Reproduce every line in the listing that contains the word "risks".

BEGIN INFORMATION PROVIDED

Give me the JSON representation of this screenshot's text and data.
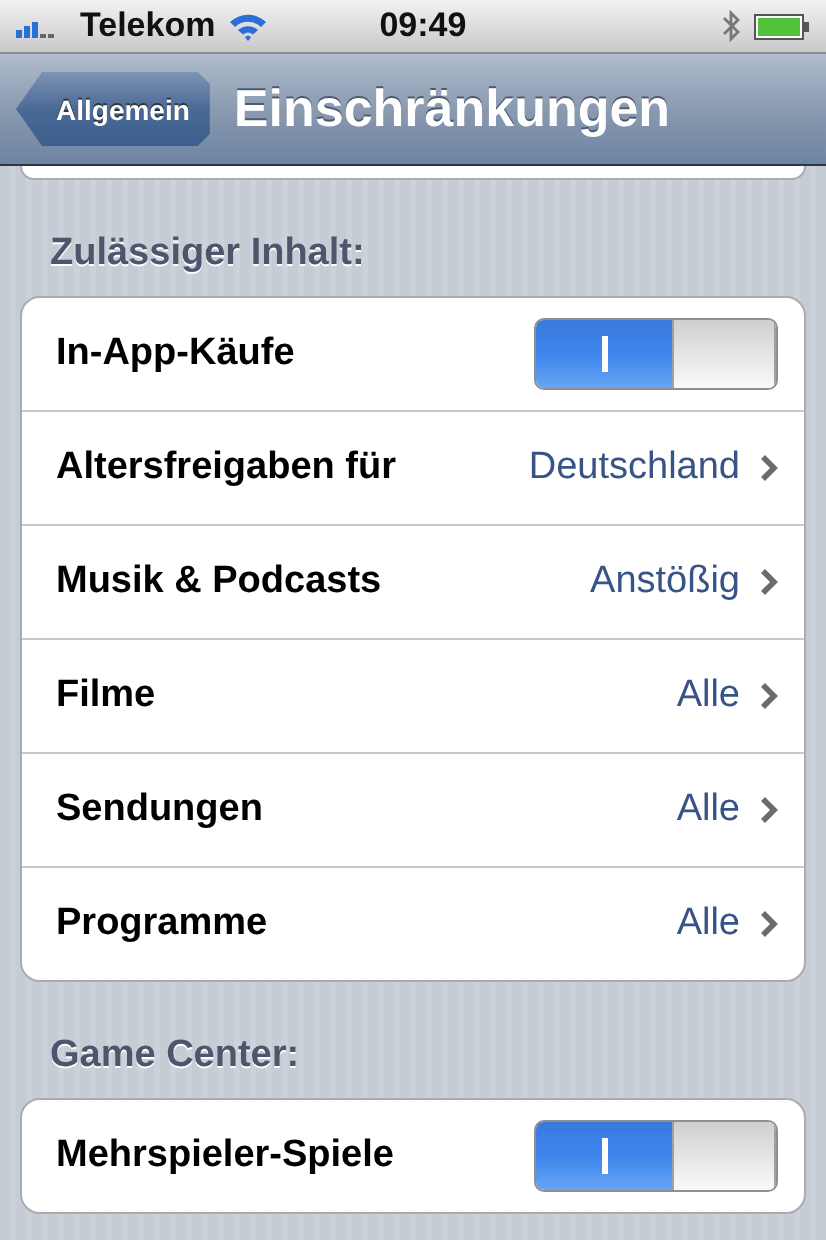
{
  "status_bar": {
    "carrier": "Telekom",
    "time": "09:49"
  },
  "nav_bar": {
    "back_button": "Allgemein",
    "title": "Einschränkungen"
  },
  "sections": [
    {
      "header": "Zulässiger Inhalt:",
      "rows": [
        {
          "kind": "toggle",
          "label": "In-App-Käufe",
          "on": true
        },
        {
          "kind": "detail",
          "label": "Altersfreigaben für",
          "value": "Deutschland"
        },
        {
          "kind": "detail",
          "label": "Musik & Podcasts",
          "value": "Anstößig"
        },
        {
          "kind": "detail",
          "label": "Filme",
          "value": "Alle"
        },
        {
          "kind": "detail",
          "label": "Sendungen",
          "value": "Alle"
        },
        {
          "kind": "detail",
          "label": "Programme",
          "value": "Alle"
        }
      ]
    },
    {
      "header": "Game Center:",
      "rows": [
        {
          "kind": "toggle",
          "label": "Mehrspieler-Spiele",
          "on": true
        }
      ]
    }
  ]
}
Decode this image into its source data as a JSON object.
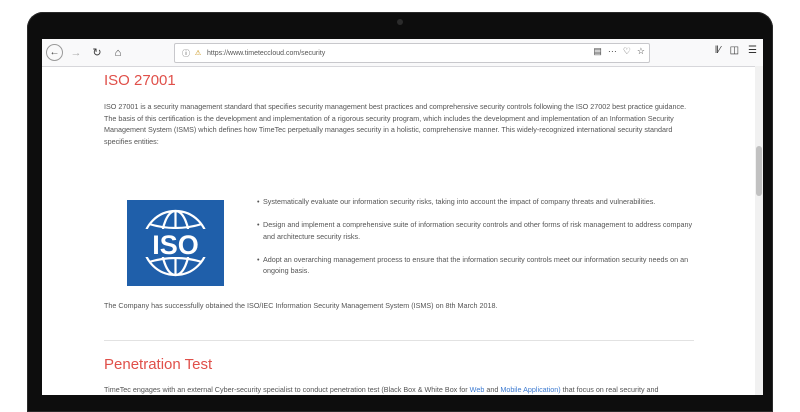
{
  "browser": {
    "url": "https://www.timeteccloud.com/security"
  },
  "page": {
    "iso_heading": "ISO 27001",
    "iso_intro": "ISO 27001 is a security management standard that specifies security management best practices and comprehensive security controls following the ISO 27002 best practice guidance. The basis of this certification is the development and implementation of a rigorous security program, which includes the development and implementation of an Information Security Management System (ISMS) which defines how TimeTec perpetually manages security in a holistic, comprehensive manner. This widely-recognized international security standard specifies entities:",
    "iso_logo_text": "ISO",
    "bullets": [
      "Systematically evaluate our information security risks, taking into account the impact of company threats and vulnerabilities.",
      "Design and implement a comprehensive suite of information security controls and other forms of risk management to address company and architecture security risks.",
      "Adopt an overarching management process to ensure that the information security controls meet our information security needs on an ongoing basis."
    ],
    "obtained_text": "The Company has successfully obtained the ISO/IEC Information Security Management System (ISMS) on 8th March 2018.",
    "pen_heading": "Penetration Test",
    "pen_text_1": "TimeTec engages with an external Cyber-security specialist to conduct penetration test (Black Box & White Box for ",
    "pen_link_web": "Web",
    "pen_text_2": " and ",
    "pen_link_mobile": "Mobile Application)",
    "pen_text_3": " that focus on real security and compliance problems for TimeTec Cloud System."
  },
  "colors": {
    "heading_red": "#e0504a",
    "iso_blue": "#1f5faa",
    "link_blue": "#3d7bd1"
  }
}
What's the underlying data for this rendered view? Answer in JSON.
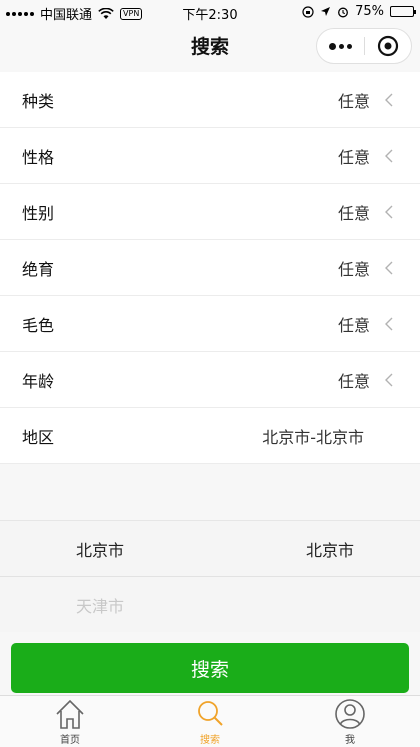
{
  "status_bar": {
    "carrier": "中国联通",
    "vpn": "VPN",
    "time": "下午2:30",
    "battery": "75%",
    "battery_level": 0.75
  },
  "nav": {
    "title": "搜索",
    "more_icon": "more-dots-icon",
    "close_icon": "target-circle-icon"
  },
  "form": {
    "rows": [
      {
        "label": "种类",
        "value": "任意"
      },
      {
        "label": "性格",
        "value": "任意"
      },
      {
        "label": "性别",
        "value": "任意"
      },
      {
        "label": "绝育",
        "value": "任意"
      },
      {
        "label": "毛色",
        "value": "任意"
      },
      {
        "label": "年龄",
        "value": "任意"
      }
    ],
    "region": {
      "label": "地区",
      "value": "北京市-北京市"
    }
  },
  "picker": {
    "selected": {
      "province": "北京市",
      "city": "北京市"
    },
    "next": {
      "province": "天津市"
    }
  },
  "search_button": {
    "label": "搜索"
  },
  "tab_bar": {
    "tabs": [
      {
        "label": "首页",
        "icon": "home-icon",
        "active": false
      },
      {
        "label": "搜索",
        "icon": "search-icon",
        "active": true
      },
      {
        "label": "我",
        "icon": "user-icon",
        "active": false
      }
    ]
  },
  "colors": {
    "primary_green": "#1aad19",
    "tab_active": "#f0a32a"
  }
}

END INFORMATION PROVIDED

RESPONSE =>
      "Systematically evaluate our information security risks, taking into account the impact of company threats and vulnerabilities.",
      "Design and implement a comprehensive suite of information security controls and other forms of risk management to address company and architecture security risks.",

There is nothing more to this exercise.